* WORK TO BE COMPLETED *
In your copy, include every line of the listing below exactly but none of the pictures.

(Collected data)

[BEGIN]

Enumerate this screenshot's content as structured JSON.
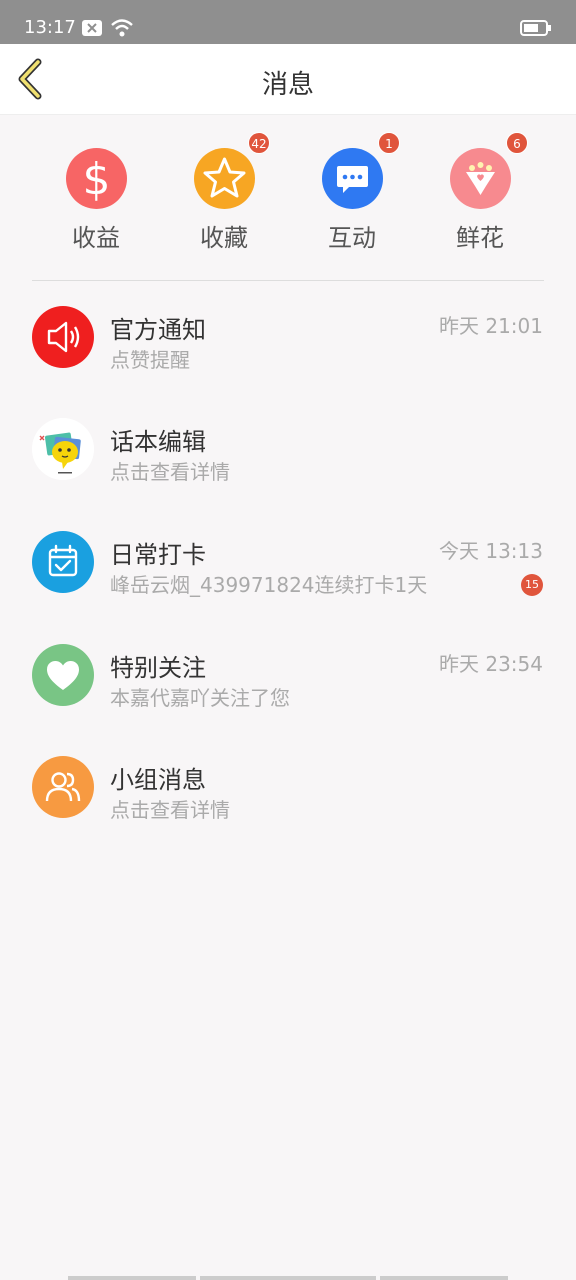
{
  "status_bar": {
    "time": "13:17"
  },
  "header": {
    "title": "消息"
  },
  "quick_actions": [
    {
      "label": "收益",
      "icon": "dollar-icon",
      "color": "#f76565",
      "badge": ""
    },
    {
      "label": "收藏",
      "icon": "star-icon",
      "color": "#f7a623",
      "badge": "42"
    },
    {
      "label": "互动",
      "icon": "chat-icon",
      "color": "#2f79f2",
      "badge": "1"
    },
    {
      "label": "鲜花",
      "icon": "flower-icon",
      "color": "#f78a8f",
      "badge": "6"
    }
  ],
  "messages": [
    {
      "name": "官方通知",
      "subtitle": "点赞提醒",
      "time": "昨天 21:01",
      "badge": "",
      "icon": "speaker-icon",
      "color": "#ef1f1f"
    },
    {
      "name": "话本编辑",
      "subtitle": "点击查看详情",
      "time": "",
      "badge": "",
      "icon": "editor-avatar",
      "color": "#ffffff"
    },
    {
      "name": "日常打卡",
      "subtitle": "峰岳云烟_439971824连续打卡1天",
      "time": "今天 13:13",
      "badge": "15",
      "icon": "calendar-icon",
      "color": "#1aa0e0"
    },
    {
      "name": "特别关注",
      "subtitle": "本嘉代嘉吖关注了您",
      "time": "昨天 23:54",
      "badge": "",
      "icon": "heart-icon",
      "color": "#79c585"
    },
    {
      "name": "小组消息",
      "subtitle": "点击查看详情",
      "time": "",
      "badge": "",
      "icon": "group-icon",
      "color": "#f79a41"
    }
  ]
}
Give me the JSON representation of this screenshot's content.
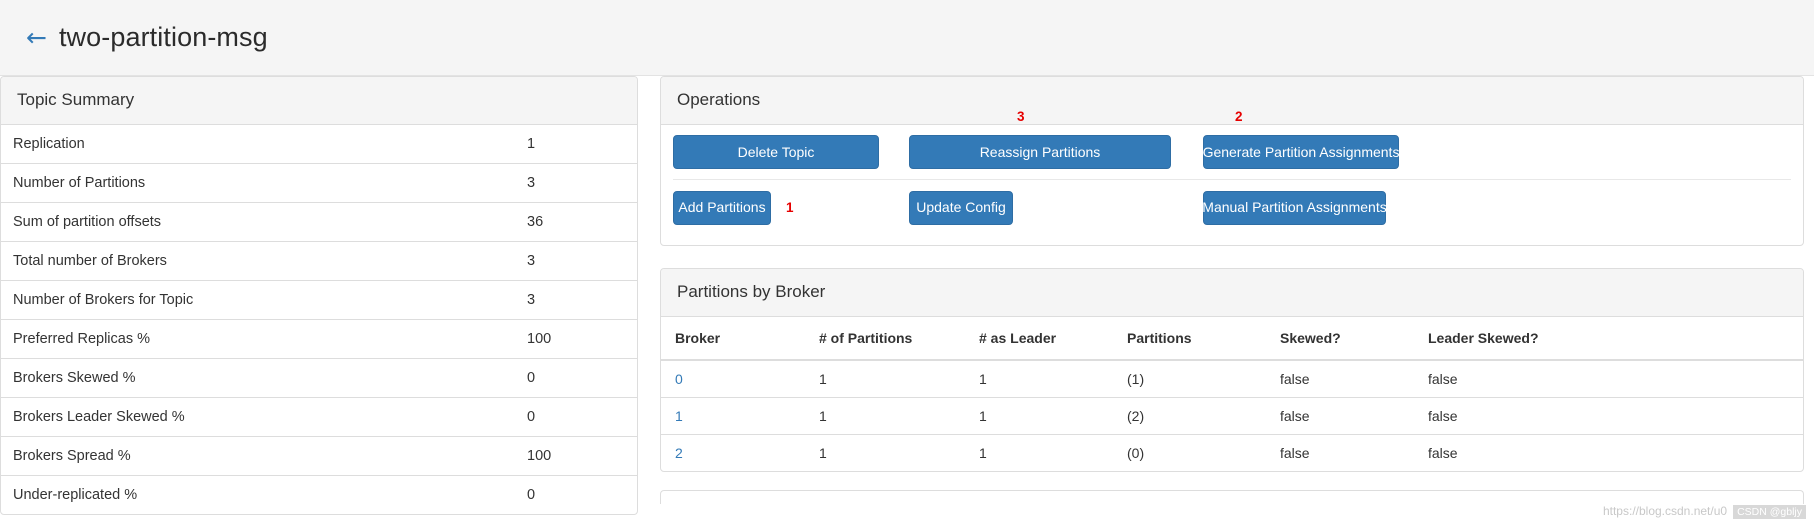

[END]

* FINAL RESULT *
Enumerate this screenshot's content as structured JSON.
{
  "status_bar": {
    "time": "13:17"
  },
  "header": {
    "title": "消息"
  },
  "quick_actions": [
    {
      "label": "收益",
      "icon": "dollar-icon",
      "color": "#f76565",
      "badge": ""
    },
    {
      "label": "收藏",
      "icon": "star-icon",
      "color": "#f7a623",
      "badge": "42"
    },
    {
      "label": "互动",
      "icon": "chat-icon",
      "color": "#2f79f2",
      "badge": "1"
    },
    {
      "label": "鲜花",
      "icon": "flower-icon",
      "color": "#f78a8f",
      "badge": "6"
    }
  ],
  "messages": [
    {
      "name": "官方通知",
      "subtitle": "点赞提醒",
      "time": "昨天 21:01",
      "badge": "",
      "icon": "speaker-icon",
      "color": "#ef1f1f"
    },
    {
      "name": "话本编辑",
      "subtitle": "点击查看详情",
      "time": "",
      "badge": "",
      "icon": "editor-avatar",
      "color": "#ffffff"
    },
    {
      "name": "日常打卡",
      "subtitle": "峰岳云烟_439971824连续打卡1天",
      "time": "今天 13:13",
      "badge": "15",
      "icon": "calendar-icon",
      "color": "#1aa0e0"
    },
    {
      "name": "特别关注",
      "subtitle": "本嘉代嘉吖关注了您",
      "time": "昨天 23:54",
      "badge": "",
      "icon": "heart-icon",
      "color": "#79c585"
    },
    {
      "name": "小组消息",
      "subtitle": "点击查看详情",
      "time": "",
      "badge": "",
      "icon": "group-icon",
      "color": "#f79a41"
    }
  ]
}
Give me the JSON representation of this screenshot's content.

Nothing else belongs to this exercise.